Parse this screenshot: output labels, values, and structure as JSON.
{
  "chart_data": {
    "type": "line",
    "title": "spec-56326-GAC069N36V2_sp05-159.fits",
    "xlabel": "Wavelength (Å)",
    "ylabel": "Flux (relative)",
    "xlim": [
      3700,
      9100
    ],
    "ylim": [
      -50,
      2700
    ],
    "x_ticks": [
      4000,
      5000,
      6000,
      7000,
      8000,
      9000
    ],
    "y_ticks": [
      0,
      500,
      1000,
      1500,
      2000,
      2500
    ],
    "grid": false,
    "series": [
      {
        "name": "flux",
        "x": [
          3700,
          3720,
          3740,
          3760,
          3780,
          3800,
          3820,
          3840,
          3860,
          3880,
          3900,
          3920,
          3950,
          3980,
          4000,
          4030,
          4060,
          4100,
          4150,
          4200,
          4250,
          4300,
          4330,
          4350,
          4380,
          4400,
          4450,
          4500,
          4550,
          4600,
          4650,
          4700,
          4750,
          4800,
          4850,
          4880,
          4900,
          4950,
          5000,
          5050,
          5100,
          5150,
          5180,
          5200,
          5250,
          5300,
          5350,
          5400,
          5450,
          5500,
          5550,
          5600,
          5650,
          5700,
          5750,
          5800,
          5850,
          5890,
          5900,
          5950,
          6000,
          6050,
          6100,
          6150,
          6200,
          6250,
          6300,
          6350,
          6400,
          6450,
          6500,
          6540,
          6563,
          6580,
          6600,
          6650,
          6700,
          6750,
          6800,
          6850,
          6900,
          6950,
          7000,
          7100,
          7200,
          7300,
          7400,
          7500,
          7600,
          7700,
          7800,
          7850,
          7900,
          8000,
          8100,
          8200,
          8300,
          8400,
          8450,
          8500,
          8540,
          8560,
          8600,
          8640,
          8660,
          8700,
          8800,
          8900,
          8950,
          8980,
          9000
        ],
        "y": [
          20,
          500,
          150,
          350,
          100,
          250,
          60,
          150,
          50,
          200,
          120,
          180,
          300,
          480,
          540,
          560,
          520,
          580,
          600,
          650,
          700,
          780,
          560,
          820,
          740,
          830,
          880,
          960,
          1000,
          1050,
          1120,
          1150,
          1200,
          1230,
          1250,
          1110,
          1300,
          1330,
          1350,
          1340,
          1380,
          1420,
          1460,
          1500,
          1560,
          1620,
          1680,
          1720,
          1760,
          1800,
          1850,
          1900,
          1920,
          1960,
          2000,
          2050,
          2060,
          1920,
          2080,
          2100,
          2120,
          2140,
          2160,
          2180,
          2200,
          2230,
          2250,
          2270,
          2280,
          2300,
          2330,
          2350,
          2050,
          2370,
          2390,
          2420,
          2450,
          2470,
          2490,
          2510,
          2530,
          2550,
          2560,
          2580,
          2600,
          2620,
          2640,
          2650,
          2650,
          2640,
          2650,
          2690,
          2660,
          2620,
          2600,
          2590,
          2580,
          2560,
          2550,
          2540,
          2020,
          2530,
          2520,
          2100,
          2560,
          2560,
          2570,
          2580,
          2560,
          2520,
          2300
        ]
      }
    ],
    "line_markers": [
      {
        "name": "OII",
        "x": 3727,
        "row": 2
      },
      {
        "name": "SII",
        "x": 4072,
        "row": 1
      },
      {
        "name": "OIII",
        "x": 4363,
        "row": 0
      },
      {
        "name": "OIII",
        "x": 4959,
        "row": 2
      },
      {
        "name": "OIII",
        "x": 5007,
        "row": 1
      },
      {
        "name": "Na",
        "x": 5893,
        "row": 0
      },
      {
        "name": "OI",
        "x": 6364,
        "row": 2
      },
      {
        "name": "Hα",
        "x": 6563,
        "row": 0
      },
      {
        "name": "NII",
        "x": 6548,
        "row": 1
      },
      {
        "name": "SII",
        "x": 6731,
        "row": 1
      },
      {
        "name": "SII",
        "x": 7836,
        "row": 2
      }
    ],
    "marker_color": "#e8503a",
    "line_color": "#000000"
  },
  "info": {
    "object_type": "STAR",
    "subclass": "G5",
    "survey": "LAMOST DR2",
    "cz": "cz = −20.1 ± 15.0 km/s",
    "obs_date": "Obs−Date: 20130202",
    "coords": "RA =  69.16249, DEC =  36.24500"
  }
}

########

__Challenge__: The records above should be duplicated in full, exactly as given.

__Output of the exercise__:
Parse this screenshot: output labels, values, and structure as JSON.
{
  "chart_data": {
    "type": "line",
    "title": "spec-56326-GAC069N36V2_sp05-159.fits",
    "xlabel": "Wavelength (Å)",
    "ylabel": "Flux (relative)",
    "xlim": [
      3700,
      9100
    ],
    "ylim": [
      -50,
      2700
    ],
    "x_ticks": [
      4000,
      5000,
      6000,
      7000,
      8000,
      9000
    ],
    "y_ticks": [
      0,
      500,
      1000,
      1500,
      2000,
      2500
    ],
    "grid": false,
    "series": [
      {
        "name": "flux",
        "x": [
          3700,
          3720,
          3740,
          3760,
          3780,
          3800,
          3820,
          3840,
          3860,
          3880,
          3900,
          3920,
          3950,
          3980,
          4000,
          4030,
          4060,
          4100,
          4150,
          4200,
          4250,
          4300,
          4330,
          4350,
          4380,
          4400,
          4450,
          4500,
          4550,
          4600,
          4650,
          4700,
          4750,
          4800,
          4850,
          4880,
          4900,
          4950,
          5000,
          5050,
          5100,
          5150,
          5180,
          5200,
          5250,
          5300,
          5350,
          5400,
          5450,
          5500,
          5550,
          5600,
          5650,
          5700,
          5750,
          5800,
          5850,
          5890,
          5900,
          5950,
          6000,
          6050,
          6100,
          6150,
          6200,
          6250,
          6300,
          6350,
          6400,
          6450,
          6500,
          6540,
          6563,
          6580,
          6600,
          6650,
          6700,
          6750,
          6800,
          6850,
          6900,
          6950,
          7000,
          7100,
          7200,
          7300,
          7400,
          7500,
          7600,
          7700,
          7800,
          7850,
          7900,
          8000,
          8100,
          8200,
          8300,
          8400,
          8450,
          8500,
          8540,
          8560,
          8600,
          8640,
          8660,
          8700,
          8800,
          8900,
          8950,
          8980,
          9000
        ],
        "y": [
          20,
          500,
          150,
          350,
          100,
          250,
          60,
          150,
          50,
          200,
          120,
          180,
          300,
          480,
          540,
          560,
          520,
          580,
          600,
          650,
          700,
          780,
          560,
          820,
          740,
          830,
          880,
          960,
          1000,
          1050,
          1120,
          1150,
          1200,
          1230,
          1250,
          1110,
          1300,
          1330,
          1350,
          1340,
          1380,
          1420,
          1460,
          1500,
          1560,
          1620,
          1680,
          1720,
          1760,
          1800,
          1850,
          1900,
          1920,
          1960,
          2000,
          2050,
          2060,
          1920,
          2080,
          2100,
          2120,
          2140,
          2160,
          2180,
          2200,
          2230,
          2250,
          2270,
          2280,
          2300,
          2330,
          2350,
          2050,
          2370,
          2390,
          2420,
          2450,
          2470,
          2490,
          2510,
          2530,
          2550,
          2560,
          2580,
          2600,
          2620,
          2640,
          2650,
          2650,
          2640,
          2650,
          2690,
          2660,
          2620,
          2600,
          2590,
          2580,
          2560,
          2550,
          2540,
          2020,
          2530,
          2520,
          2100,
          2560,
          2560,
          2570,
          2580,
          2560,
          2520,
          2300
        ]
      }
    ],
    "line_markers": [
      {
        "name": "OII",
        "x": 3727,
        "row": 2
      },
      {
        "name": "SII",
        "x": 4072,
        "row": 1
      },
      {
        "name": "OIII",
        "x": 4363,
        "row": 0
      },
      {
        "name": "OIII",
        "x": 4959,
        "row": 2
      },
      {
        "name": "OIII",
        "x": 5007,
        "row": 1
      },
      {
        "name": "Na",
        "x": 5893,
        "row": 0
      },
      {
        "name": "OI",
        "x": 6364,
        "row": 2
      },
      {
        "name": "Hα",
        "x": 6563,
        "row": 0
      },
      {
        "name": "NII",
        "x": 6548,
        "row": 1
      },
      {
        "name": "SII",
        "x": 6731,
        "row": 1
      },
      {
        "name": "SII",
        "x": 7836,
        "row": 2
      }
    ],
    "marker_color": "#e8503a",
    "line_color": "#000000"
  },
  "info": {
    "object_type": "STAR",
    "subclass": "G5",
    "survey": "LAMOST DR2",
    "cz": "cz = −20.1 ± 15.0 km/s",
    "obs_date": "Obs−Date: 20130202",
    "coords": "RA =  69.16249, DEC =  36.24500"
  }
}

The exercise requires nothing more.